= PROBLEMS TO WORK ON =
1. From the thread on reserved stable row IDs, write out the passage between "This change adds" and "produced by ReserveRowIds.", inclusive.
2. In the thread on reserved stable row IDs, what new transaction type does the proposal introduce for reserving IDs?

= EXCERPT TO READ =
=====
Insert data with reserved stable row ids #6484

majin1102 · 2026-04-09T10:25:14Z

majin1102
Apr 9, 2026
Collaborator

Motivation

My use case is to use stable_row_id as a business-facing primary key, not just an internal storage identifier. For that to work, the ID needs to be known before data is written, so downstream records can reference it during the same write pipeline.

Today, Lance does not provide a suitable interface to obtain the row IDs for data being written ahead of time. That becomes a problem when one logical entity needs to be linked across different schemas or tables.

A concrete example is a setup with three tables:

observation
session
index

The index table points to both observation and session, so it needs to store the primary keys of rows in those two tables. In this design, I want to use stable_row_id as the primary key because it allows direct take by row ID, instead of maintaining an additional secondary index just to map from an application key back to rows. The current blocker is that these row IDs are not available at the time the related rows are being prepared and written.

So the core requirement is: reserve stable row IDs before append, then use those IDs as cross-table references when writing related data.

Proposal

This change adds a two-step flow for stable row IDs:

Reserve a range of stable row IDs before writing.
Use that reserved range in a later append transaction.

To support this, we introduce a new transaction type, ReserveRowIds { num_rows }, plus a ReservedRowIds { start_row_id, num_rows } struct to represent the reserved range explicitly.

On the write path, Operation::Append is extended to optionally carry a reserved row ID range, and InsertBuilder::with_row_ids(...) is added so callers can append data with pre-reserved IDs. Dataset::reserved_row_ids() exposes the reservation attached to the current dataset version when that version was produced by ReserveRowIds.

The append validation path ensures that:

reserved row IDs are only used on datasets with stable row IDs enabled,
the append transaction’s read_version points to the reserve snapshot,
the requested range is contained within the reserved range.

The transaction and protobuf formats are updated accordingly so both reservation transactions and append-time row ID assignments are persisted.

Conflict handling is also updated so concurrent appends using reserved row IDs are checked for overlap.

westonpace · 2026-04-09T15:15:13Z

westonpace
Apr 9, 2026
Maintainer

More and more I wonder what the difference is between a stable row id and just having a column named "id" with a scalar index. This feels like it is closing the gap even more.

0 replies

majin1102 · 2026-04-09T17:49:49Z

majin1102
Apr 9, 2026
Collaborator Author

More and more I wonder what the difference is between a stable row id and just having a column named "id" with a scalar index. This feels like it is closing the gap even more.

I think there are two separate questions here:

Should stable_row_id be usable as a business primary key?
If yes, should Lance support allocating it before the final write?

For the first question, I think the answer is yes for workloads like mine. My records may be written concurrently, sometimes even across multiple nodes, so I need a centralized way to assign globally unique IDs. In that setup, stable_row_id is a natural fit. This is similar to how many systems use database-generated auto-increment IDs as their primary key instead of pushing global ID coordination into application logic.
=====
= RECORDS PROVIDED =
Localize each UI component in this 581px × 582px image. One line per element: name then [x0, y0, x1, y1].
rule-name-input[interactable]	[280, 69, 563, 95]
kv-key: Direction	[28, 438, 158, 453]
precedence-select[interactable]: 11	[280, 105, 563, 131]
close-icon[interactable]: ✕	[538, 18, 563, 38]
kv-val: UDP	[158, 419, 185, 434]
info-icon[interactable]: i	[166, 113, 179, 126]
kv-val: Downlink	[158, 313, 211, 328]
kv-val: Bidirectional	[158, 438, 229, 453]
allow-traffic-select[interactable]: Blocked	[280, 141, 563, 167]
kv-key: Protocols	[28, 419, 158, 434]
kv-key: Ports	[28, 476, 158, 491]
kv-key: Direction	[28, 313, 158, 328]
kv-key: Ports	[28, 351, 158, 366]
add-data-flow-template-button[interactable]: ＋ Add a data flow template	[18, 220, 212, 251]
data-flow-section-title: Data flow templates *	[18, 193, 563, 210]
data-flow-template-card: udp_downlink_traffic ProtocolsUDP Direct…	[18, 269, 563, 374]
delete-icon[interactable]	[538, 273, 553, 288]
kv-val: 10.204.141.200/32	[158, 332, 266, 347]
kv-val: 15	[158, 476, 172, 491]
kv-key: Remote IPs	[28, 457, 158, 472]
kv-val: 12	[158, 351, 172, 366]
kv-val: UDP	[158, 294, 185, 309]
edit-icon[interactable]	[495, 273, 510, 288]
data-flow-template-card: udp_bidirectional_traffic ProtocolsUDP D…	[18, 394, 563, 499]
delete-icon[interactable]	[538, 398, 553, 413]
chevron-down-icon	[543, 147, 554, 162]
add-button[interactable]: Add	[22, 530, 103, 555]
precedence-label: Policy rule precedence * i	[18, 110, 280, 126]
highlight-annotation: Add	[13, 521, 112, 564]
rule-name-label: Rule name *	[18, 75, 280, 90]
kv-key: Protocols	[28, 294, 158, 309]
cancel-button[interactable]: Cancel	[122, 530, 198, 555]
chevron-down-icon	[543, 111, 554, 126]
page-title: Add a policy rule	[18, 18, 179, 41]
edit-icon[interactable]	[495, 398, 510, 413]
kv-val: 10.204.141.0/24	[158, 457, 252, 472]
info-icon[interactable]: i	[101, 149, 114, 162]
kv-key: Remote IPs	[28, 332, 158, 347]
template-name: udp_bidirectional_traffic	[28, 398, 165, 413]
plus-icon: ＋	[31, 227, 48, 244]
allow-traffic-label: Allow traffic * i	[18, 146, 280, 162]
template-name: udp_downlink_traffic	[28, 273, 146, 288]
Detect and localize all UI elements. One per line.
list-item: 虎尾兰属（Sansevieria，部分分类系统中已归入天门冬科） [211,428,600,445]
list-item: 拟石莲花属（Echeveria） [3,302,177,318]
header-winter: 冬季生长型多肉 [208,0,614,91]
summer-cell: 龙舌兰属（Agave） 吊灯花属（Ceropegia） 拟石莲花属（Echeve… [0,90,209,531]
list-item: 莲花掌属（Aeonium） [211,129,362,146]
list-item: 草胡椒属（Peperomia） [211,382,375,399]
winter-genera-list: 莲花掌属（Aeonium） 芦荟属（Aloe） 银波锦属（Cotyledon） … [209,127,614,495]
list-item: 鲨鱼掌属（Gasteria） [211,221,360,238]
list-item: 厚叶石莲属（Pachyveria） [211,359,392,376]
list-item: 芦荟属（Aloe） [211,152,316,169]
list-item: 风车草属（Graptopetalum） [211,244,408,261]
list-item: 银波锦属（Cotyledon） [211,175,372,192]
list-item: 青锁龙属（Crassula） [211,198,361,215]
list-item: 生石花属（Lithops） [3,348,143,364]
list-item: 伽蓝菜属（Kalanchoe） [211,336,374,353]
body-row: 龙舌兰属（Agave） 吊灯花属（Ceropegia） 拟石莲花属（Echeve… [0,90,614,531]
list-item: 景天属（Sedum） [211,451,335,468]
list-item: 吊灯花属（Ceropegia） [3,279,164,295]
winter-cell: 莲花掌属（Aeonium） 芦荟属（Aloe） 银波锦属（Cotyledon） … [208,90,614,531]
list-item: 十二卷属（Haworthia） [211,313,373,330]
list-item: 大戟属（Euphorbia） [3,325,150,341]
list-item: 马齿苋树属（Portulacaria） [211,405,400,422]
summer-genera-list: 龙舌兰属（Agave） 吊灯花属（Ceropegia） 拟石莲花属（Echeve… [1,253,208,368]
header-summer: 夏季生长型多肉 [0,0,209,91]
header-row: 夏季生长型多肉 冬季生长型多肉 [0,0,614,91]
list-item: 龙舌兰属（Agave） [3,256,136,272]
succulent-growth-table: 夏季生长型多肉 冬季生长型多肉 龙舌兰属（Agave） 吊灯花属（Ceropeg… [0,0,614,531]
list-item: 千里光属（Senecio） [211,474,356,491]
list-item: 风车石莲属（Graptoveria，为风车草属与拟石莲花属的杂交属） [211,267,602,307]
=====
= RESPONSES FOR EACH TASK =
1.
This change adds a two-step flow for stable row IDs:

Reserve a range of stable row IDs before writing.
Use that reserved range in a later append transaction.

To support this, we introduce a new transaction type, ReserveRowIds { num_rows }, plus a ReservedRowIds { start_row_id, num_rows } struct to represent the reserved range explicitly.

On the write path, Operation::Append is extended to optionally carry a reserved row ID range, and InsertBuilder::with_row_ids(...) is added so callers can append data with pre-reserved IDs. Dataset::reserved_row_ids() exposes the reservation attached to the current dataset version when that version was produced by ReserveRowIds.

2. ReserveRowIds { num_rows }